__THE REQUEST__: Copy out every line that contains "посадочному".

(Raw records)

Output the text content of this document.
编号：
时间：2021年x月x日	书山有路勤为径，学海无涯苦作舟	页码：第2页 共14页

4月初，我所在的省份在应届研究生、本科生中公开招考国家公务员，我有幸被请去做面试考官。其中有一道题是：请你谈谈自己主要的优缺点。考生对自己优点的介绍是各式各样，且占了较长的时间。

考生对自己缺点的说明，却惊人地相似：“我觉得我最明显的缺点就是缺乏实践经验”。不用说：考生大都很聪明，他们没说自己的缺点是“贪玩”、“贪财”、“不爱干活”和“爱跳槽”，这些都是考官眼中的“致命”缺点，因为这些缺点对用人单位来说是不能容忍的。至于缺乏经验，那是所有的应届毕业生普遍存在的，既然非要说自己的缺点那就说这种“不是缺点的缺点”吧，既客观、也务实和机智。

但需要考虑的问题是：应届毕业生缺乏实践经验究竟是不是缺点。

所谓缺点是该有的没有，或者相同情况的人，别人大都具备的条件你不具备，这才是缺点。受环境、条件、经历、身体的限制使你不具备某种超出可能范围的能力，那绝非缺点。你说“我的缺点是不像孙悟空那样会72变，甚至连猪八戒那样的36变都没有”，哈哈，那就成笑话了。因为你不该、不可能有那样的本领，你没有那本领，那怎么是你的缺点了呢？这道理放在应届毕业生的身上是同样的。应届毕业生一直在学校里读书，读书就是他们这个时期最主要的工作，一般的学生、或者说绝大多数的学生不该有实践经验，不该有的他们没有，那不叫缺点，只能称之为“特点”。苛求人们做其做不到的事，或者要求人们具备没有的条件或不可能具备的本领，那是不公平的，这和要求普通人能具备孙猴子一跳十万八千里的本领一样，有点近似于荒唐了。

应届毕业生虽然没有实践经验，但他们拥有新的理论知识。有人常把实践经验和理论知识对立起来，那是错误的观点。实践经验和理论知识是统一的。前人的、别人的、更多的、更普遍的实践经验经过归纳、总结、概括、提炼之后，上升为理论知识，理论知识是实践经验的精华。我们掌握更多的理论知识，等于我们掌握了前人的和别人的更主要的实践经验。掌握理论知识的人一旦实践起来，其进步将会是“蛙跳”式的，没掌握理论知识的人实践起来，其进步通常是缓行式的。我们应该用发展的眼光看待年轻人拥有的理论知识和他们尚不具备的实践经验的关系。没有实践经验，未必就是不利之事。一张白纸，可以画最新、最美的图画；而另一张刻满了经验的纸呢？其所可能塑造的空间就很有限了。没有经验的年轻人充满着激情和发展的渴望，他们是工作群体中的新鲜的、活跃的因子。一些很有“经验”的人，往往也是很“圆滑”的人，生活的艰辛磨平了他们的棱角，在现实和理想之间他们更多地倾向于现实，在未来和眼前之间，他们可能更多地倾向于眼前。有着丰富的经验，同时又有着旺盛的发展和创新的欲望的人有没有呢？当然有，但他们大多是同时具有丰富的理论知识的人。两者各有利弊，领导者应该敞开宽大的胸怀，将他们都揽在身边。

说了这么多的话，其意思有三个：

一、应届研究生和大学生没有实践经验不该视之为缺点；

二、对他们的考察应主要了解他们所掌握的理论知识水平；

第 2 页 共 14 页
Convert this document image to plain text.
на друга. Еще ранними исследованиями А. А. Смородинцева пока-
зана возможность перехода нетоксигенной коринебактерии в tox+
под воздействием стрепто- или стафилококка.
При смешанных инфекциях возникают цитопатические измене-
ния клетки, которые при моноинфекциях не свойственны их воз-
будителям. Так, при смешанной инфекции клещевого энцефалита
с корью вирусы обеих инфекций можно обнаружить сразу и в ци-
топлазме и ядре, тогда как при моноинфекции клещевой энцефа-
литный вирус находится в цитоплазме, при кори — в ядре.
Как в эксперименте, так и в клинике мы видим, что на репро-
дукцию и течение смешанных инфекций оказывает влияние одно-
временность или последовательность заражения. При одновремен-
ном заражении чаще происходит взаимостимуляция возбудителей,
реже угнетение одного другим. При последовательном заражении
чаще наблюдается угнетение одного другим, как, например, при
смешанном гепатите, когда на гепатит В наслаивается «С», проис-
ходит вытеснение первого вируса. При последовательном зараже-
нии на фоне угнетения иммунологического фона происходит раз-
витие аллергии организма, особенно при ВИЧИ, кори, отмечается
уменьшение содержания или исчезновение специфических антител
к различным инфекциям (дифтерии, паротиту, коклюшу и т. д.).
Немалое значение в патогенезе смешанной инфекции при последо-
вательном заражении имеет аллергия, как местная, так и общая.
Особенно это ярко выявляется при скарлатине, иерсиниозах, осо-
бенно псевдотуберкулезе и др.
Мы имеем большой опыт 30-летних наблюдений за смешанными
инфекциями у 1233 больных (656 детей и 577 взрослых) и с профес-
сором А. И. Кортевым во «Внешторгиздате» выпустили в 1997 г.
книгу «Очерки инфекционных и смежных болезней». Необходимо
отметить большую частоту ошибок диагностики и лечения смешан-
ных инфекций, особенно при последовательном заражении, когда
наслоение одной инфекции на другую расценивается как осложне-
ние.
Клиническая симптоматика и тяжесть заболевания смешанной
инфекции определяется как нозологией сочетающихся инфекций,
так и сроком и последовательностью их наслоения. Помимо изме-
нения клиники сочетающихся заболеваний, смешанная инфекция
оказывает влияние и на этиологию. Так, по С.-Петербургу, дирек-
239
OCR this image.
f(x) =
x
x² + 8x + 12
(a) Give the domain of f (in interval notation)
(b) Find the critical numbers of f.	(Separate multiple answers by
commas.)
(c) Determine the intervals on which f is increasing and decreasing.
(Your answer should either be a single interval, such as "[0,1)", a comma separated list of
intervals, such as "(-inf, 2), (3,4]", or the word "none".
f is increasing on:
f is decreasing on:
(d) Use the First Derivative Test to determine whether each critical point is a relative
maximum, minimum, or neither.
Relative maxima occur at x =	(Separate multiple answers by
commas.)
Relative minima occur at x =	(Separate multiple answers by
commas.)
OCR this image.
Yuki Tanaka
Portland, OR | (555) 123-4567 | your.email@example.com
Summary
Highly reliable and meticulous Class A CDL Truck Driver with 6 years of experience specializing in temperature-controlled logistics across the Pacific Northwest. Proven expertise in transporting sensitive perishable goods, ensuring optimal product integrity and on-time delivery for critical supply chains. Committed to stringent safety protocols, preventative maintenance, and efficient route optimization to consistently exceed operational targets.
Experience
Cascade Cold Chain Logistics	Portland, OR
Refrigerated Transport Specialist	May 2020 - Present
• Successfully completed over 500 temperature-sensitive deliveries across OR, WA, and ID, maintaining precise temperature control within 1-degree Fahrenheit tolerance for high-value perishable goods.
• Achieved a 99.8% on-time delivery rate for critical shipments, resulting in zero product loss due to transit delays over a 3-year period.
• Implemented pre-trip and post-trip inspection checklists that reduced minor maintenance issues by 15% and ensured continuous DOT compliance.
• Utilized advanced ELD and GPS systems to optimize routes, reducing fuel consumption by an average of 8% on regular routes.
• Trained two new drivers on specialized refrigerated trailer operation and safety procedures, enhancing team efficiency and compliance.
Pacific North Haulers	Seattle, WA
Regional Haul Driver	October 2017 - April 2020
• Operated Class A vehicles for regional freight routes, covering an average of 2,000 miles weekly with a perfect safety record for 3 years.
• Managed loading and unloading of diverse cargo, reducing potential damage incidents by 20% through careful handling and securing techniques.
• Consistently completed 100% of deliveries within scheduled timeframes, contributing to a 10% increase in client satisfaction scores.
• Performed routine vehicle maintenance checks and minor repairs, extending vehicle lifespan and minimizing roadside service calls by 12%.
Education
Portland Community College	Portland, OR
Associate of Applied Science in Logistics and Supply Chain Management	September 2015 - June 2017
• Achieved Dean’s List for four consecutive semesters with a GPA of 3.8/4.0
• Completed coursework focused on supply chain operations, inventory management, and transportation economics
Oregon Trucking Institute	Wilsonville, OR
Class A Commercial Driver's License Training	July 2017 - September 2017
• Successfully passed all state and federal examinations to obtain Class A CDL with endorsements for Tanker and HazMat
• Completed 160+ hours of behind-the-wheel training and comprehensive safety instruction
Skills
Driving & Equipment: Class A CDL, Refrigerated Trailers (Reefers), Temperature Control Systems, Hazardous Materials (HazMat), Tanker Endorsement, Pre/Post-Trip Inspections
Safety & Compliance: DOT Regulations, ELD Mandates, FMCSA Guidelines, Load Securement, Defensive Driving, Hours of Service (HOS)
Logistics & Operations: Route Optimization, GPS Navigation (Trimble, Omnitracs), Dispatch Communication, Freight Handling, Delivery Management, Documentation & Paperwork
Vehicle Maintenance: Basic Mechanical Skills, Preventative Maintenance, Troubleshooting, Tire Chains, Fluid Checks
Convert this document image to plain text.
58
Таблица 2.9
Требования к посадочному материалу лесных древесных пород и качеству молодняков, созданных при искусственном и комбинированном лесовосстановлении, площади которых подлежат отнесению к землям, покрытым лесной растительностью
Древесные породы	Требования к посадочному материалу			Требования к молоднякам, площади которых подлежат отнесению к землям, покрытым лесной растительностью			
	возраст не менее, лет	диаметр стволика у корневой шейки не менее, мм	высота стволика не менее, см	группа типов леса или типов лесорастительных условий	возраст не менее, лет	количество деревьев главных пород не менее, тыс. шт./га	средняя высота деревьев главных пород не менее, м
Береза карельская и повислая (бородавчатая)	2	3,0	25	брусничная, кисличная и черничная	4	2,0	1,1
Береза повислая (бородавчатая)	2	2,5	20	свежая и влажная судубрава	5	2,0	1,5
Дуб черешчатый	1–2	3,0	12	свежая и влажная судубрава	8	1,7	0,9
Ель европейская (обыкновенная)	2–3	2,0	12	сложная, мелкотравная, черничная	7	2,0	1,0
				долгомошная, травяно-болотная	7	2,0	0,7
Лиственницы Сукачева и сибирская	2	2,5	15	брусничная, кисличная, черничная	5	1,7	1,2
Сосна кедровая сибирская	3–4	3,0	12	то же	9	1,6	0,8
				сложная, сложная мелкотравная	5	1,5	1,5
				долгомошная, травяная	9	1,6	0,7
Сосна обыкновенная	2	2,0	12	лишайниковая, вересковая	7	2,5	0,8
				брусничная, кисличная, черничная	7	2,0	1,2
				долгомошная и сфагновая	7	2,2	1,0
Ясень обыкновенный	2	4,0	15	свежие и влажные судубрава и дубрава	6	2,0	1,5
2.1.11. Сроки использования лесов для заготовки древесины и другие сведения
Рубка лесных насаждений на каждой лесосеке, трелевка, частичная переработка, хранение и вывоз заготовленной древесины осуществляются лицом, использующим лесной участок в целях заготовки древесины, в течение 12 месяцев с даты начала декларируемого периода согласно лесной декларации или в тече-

__RESPONSE__:
Требования к посадочному материалу лесных древесных пород и качеству молодняков, созданных при искусственном и комбинированном лесовосстановлении, площади которых подлежат отнесению к землям, покрытым лесной растительностью
Древесные породы	Требования к посадочному материалу			Требования к молоднякам, площади которых подлежат отнесению к землям, покрытым лесной растительностью			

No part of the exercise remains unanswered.